What needs to be done
Pull every line containing the word "Κύριες" from the records.

Extracted records
○ ○ ○ ○ ○
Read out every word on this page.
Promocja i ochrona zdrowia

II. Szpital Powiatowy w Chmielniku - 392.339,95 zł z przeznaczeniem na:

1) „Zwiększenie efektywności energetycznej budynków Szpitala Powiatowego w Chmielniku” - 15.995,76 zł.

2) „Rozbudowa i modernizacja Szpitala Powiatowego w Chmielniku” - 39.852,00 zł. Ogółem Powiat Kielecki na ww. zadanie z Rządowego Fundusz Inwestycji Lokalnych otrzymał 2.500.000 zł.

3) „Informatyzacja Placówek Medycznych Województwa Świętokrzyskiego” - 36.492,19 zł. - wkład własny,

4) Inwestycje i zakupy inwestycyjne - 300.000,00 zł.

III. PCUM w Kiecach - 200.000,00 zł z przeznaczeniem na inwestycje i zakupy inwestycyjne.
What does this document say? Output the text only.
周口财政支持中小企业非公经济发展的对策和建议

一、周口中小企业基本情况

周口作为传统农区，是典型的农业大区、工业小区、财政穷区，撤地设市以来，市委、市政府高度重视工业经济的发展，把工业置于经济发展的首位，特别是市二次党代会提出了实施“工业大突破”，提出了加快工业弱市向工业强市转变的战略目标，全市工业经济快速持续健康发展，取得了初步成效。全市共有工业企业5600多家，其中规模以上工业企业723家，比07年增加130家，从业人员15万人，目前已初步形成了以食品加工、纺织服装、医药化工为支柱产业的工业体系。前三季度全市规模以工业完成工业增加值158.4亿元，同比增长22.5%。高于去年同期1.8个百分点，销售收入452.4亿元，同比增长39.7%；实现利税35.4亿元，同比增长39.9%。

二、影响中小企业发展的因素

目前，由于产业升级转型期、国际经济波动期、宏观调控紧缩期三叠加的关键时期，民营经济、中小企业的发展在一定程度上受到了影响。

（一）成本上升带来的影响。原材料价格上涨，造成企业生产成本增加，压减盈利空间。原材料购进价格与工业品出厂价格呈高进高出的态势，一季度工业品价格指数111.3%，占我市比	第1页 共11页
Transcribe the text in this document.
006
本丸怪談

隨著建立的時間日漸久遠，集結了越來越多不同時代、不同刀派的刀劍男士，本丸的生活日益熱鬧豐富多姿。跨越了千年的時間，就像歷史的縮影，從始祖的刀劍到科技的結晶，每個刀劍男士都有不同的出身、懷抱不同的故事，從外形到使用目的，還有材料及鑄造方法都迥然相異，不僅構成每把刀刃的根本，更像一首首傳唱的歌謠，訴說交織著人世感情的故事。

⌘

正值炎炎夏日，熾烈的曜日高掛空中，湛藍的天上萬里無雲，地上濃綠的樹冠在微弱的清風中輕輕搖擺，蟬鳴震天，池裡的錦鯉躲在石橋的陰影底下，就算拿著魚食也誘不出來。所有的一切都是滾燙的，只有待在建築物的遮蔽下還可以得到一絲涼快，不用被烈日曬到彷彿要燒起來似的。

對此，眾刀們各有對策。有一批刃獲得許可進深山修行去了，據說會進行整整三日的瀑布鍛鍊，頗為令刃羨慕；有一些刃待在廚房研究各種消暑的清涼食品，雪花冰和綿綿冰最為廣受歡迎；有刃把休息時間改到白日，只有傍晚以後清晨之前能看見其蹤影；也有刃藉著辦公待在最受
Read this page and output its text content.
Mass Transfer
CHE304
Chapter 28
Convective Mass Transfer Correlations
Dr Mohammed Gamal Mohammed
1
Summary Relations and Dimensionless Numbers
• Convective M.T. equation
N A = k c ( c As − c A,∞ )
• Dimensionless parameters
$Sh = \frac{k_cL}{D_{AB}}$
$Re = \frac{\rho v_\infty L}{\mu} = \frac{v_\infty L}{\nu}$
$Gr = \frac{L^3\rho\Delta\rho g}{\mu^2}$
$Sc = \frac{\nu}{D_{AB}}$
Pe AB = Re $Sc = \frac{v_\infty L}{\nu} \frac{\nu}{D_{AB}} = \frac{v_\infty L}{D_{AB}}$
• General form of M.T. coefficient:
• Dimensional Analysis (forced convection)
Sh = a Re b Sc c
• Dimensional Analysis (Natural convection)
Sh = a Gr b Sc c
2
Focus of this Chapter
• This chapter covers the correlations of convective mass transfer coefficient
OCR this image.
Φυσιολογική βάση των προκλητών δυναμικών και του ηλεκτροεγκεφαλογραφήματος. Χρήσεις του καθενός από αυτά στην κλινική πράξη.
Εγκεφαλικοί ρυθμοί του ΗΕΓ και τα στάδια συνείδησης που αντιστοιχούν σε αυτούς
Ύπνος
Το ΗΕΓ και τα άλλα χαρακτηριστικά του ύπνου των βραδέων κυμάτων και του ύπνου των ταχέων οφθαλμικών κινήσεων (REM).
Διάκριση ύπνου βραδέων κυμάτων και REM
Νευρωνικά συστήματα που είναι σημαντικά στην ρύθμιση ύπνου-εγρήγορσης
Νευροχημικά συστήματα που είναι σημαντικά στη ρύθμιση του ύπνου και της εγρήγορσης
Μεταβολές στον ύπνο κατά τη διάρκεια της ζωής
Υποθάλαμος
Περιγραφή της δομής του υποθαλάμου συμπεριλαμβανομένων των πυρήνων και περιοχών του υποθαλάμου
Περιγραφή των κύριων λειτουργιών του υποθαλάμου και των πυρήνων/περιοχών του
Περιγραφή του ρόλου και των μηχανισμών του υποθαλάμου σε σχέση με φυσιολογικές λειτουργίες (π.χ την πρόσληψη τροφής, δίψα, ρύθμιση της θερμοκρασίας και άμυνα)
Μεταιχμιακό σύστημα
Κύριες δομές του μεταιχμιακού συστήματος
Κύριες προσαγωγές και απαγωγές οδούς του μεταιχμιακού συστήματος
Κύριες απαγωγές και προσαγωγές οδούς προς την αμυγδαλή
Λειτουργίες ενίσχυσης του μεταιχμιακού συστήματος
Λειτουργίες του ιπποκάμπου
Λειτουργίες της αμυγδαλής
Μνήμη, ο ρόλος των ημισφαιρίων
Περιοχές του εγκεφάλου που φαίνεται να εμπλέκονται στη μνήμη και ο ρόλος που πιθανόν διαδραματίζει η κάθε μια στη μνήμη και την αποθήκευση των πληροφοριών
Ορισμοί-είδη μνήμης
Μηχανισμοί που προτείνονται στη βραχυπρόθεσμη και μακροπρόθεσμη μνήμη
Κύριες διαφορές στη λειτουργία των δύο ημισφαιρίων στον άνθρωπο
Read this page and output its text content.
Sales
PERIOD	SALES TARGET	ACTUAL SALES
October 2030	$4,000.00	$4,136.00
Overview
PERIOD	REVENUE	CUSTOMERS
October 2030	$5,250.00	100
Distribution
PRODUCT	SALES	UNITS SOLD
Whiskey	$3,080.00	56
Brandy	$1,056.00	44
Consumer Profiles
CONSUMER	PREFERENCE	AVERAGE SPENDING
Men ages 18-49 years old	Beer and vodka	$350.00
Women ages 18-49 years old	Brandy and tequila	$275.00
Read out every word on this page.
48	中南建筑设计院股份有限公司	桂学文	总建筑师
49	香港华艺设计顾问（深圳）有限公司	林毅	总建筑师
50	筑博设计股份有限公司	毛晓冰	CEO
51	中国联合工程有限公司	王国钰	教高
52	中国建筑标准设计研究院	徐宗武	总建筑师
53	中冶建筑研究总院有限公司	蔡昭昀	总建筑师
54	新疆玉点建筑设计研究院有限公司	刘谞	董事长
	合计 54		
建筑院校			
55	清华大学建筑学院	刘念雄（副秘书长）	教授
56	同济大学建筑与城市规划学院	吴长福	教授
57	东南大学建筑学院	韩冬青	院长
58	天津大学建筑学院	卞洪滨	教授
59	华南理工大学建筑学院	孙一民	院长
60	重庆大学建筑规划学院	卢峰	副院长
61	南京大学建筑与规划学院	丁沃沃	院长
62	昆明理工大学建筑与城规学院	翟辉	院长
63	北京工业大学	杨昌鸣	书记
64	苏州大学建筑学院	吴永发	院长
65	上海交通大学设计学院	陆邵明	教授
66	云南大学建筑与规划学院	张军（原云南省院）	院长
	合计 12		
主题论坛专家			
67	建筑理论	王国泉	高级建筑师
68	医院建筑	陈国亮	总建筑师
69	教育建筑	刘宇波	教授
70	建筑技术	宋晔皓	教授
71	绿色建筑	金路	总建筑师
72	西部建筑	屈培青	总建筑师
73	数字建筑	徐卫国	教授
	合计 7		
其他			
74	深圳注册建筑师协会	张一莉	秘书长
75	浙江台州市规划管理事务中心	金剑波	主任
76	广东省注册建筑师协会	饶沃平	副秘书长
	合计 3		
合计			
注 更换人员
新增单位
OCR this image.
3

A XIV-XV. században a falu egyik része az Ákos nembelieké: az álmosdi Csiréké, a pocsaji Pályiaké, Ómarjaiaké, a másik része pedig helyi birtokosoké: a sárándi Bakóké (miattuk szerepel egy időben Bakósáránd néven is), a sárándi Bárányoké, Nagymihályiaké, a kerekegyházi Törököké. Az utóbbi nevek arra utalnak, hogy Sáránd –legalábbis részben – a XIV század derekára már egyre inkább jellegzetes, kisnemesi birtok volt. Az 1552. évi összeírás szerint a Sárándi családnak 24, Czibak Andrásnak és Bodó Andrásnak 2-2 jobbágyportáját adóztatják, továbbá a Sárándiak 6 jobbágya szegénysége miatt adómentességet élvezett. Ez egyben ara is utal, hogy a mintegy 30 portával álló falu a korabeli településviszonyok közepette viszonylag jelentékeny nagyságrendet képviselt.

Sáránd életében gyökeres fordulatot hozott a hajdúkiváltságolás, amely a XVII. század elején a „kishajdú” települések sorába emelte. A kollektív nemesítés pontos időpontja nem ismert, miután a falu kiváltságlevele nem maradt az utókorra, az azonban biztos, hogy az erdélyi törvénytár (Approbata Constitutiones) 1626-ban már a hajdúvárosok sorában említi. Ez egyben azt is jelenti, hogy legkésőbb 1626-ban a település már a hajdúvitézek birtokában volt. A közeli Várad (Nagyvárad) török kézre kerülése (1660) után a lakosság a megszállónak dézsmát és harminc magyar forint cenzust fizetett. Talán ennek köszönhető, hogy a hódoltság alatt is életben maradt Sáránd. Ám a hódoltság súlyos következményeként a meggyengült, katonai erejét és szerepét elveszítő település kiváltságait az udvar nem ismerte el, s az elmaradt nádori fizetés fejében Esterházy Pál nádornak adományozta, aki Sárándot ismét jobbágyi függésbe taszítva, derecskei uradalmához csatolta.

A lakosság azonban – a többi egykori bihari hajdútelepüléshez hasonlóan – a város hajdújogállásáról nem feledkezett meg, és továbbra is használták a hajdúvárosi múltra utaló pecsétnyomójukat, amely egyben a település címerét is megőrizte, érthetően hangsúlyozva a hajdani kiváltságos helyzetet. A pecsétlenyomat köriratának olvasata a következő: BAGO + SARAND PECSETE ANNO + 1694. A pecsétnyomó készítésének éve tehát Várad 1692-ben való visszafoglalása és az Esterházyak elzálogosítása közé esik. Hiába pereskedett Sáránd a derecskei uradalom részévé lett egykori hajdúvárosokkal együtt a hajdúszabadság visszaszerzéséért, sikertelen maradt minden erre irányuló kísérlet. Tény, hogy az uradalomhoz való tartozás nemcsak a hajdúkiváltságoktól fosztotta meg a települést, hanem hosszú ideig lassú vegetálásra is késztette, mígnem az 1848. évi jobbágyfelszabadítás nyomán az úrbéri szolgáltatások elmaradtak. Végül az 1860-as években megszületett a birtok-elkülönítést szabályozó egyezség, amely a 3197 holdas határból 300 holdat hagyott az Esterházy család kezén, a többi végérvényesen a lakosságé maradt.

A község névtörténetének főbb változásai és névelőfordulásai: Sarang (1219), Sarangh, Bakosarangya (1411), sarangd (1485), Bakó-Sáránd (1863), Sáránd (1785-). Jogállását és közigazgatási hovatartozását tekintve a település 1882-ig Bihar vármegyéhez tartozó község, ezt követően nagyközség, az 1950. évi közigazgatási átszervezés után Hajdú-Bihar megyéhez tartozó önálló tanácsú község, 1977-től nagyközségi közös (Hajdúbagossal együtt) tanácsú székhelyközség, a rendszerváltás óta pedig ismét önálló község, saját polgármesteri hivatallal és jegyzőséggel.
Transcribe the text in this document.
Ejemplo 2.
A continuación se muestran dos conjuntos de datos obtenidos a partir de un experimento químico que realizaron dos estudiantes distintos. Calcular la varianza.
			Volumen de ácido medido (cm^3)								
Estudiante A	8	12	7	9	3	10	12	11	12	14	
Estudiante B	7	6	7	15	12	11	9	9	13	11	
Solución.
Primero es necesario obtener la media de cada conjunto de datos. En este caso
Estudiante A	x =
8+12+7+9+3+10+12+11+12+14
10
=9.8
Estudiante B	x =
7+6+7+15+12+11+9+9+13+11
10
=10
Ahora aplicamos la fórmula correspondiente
○ ○ ○ ○ ○
Finished task
Κύριες δομές του μεταιχμιακού συστήματος
Κύριες προσαγωγές και απαγωγές οδούς του μεταιχμιακού συστήματος
Κύριες απαγωγές και προσαγωγές οδούς προς την αμυγδαλή
Κύριες διαφορές στη λειτουργία των δύο ημισφαιρίων στον άνθρωπο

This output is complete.